---------- Extracted records ----------

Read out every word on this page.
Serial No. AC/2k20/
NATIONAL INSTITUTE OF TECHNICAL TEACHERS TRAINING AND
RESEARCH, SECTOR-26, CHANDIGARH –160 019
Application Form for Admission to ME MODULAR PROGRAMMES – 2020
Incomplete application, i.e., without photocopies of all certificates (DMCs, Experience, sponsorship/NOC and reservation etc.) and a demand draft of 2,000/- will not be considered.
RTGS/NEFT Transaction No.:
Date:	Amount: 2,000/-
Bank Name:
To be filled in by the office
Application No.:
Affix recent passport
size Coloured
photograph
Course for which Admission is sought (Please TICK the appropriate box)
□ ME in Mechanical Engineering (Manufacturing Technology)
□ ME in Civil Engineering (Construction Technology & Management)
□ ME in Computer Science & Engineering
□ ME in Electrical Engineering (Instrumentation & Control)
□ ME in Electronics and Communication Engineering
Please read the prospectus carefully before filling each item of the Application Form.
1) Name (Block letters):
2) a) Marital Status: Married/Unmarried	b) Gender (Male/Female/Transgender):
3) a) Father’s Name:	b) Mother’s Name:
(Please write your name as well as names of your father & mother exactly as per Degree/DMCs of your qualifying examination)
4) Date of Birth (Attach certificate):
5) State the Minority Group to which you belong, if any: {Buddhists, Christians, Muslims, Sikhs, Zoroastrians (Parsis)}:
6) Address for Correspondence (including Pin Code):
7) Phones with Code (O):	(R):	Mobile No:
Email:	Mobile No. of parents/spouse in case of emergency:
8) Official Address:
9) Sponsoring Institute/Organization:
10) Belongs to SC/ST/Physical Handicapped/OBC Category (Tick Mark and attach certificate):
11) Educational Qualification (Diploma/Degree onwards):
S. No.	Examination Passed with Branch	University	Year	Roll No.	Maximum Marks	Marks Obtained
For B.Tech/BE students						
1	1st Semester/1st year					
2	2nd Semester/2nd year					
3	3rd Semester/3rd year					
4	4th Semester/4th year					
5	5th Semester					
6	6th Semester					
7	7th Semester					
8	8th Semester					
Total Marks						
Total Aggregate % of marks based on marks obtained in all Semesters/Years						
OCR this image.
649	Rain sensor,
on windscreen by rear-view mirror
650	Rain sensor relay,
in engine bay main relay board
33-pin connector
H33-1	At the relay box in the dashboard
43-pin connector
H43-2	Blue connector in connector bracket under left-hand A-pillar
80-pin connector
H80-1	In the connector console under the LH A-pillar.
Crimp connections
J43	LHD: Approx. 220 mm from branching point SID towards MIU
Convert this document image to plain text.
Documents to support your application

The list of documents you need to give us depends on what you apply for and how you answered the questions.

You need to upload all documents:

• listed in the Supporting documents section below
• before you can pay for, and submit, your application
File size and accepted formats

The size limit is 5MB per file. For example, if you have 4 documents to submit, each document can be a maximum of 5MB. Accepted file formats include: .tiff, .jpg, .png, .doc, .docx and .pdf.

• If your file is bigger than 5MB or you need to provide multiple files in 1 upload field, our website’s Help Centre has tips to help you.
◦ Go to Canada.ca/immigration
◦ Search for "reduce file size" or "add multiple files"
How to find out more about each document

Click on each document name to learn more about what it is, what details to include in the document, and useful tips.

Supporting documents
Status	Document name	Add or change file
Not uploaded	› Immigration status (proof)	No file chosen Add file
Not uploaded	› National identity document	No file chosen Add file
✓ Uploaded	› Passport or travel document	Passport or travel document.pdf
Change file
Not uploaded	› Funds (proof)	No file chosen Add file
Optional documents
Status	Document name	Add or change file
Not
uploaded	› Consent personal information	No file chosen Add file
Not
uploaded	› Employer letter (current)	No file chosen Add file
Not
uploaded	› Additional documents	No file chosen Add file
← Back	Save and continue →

----------

Requirements.
Repeat the material from above exactly, word for word.

Task output.
Read out every word on this page.
Serial No. AC/2k20/
NATIONAL INSTITUTE OF TECHNICAL TEACHERS TRAINING AND
RESEARCH, SECTOR-26, CHANDIGARH –160 019
Application Form for Admission to ME MODULAR PROGRAMMES – 2020
Incomplete application, i.e., without photocopies of all certificates (DMCs, Experience, sponsorship/NOC and reservation etc.) and a demand draft of 2,000/- will not be considered.
RTGS/NEFT Transaction No.:
Date:	Amount: 2,000/-
Bank Name:
To be filled in by the office
Application No.:
Affix recent passport
size Coloured
photograph
Course for which Admission is sought (Please TICK the appropriate box)
□ ME in Mechanical Engineering (Manufacturing Technology)
□ ME in Civil Engineering (Construction Technology & Management)
□ ME in Computer Science & Engineering
□ ME in Electrical Engineering (Instrumentation & Control)
□ ME in Electronics and Communication Engineering
Please read the prospectus carefully before filling each item of the Application Form.
1) Name (Block letters):
2) a) Marital Status: Married/Unmarried	b) Gender (Male/Female/Transgender):
3) a) Father’s Name:	b) Mother’s Name:
(Please write your name as well as names of your father & mother exactly as per Degree/DMCs of your qualifying examination)
4) Date of Birth (Attach certificate):
5) State the Minority Group to which you belong, if any: {Buddhists, Christians, Muslims, Sikhs, Zoroastrians (Parsis)}:
6) Address for Correspondence (including Pin Code):
7) Phones with Code (O):	(R):	Mobile No:
Email:	Mobile No. of parents/spouse in case of emergency:
8) Official Address:
9) Sponsoring Institute/Organization:
10) Belongs to SC/ST/Physical Handicapped/OBC Category (Tick Mark and attach certificate):
11) Educational Qualification (Diploma/Degree onwards):
S. No.	Examination Passed with Branch	University	Year	Roll No.	Maximum Marks	Marks Obtained
For B.Tech/BE students						
1	1st Semester/1st year					
2	2nd Semester/2nd year					
3	3rd Semester/3rd year					
4	4th Semester/4th year					
5	5th Semester					
6	6th Semester					
7	7th Semester					
8	8th Semester					
Total Marks						
Total Aggregate % of marks based on marks obtained in all Semesters/Years						
OCR this image.
649	Rain sensor,
on windscreen by rear-view mirror
650	Rain sensor relay,
in engine bay main relay board
33-pin connector
H33-1	At the relay box in the dashboard
43-pin connector
H43-2	Blue connector in connector bracket under left-hand A-pillar
80-pin connector
H80-1	In the connector console under the LH A-pillar.
Crimp connections
J43	LHD: Approx. 220 mm from branching point SID towards MIU
Convert this document image to plain text.
Documents to support your application

The list of documents you need to give us depends on what you apply for and how you answered the questions.

You need to upload all documents:

• listed in the Supporting documents section below
• before you can pay for, and submit, your application
File size and accepted formats

The size limit is 5MB per file. For example, if you have 4 documents to submit, each document can be a maximum of 5MB. Accepted file formats include: .tiff, .jpg, .png, .doc, .docx and .pdf.

• If your file is bigger than 5MB or you need to provide multiple files in 1 upload field, our website’s Help Centre has tips to help you.
◦ Go to Canada.ca/immigration
◦ Search for "reduce file size" or "add multiple files"
How to find out more about each document

Click on each document name to learn more about what it is, what details to include in the document, and useful tips.

Supporting documents
Status	Document name	Add or change file
Not uploaded	› Immigration status (proof)	No file chosen Add file
Not uploaded	› National identity document	No file chosen Add file
✓ Uploaded	› Passport or travel document	Passport or travel document.pdf
Change file
Not uploaded	› Funds (proof)	No file chosen Add file
Optional documents
Status	Document name	Add or change file
Not
uploaded	› Consent personal information	No file chosen Add file
Not
uploaded	› Employer letter (current)	No file chosen Add file
Not
uploaded	› Additional documents	No file chosen Add file
← Back	Save and continue →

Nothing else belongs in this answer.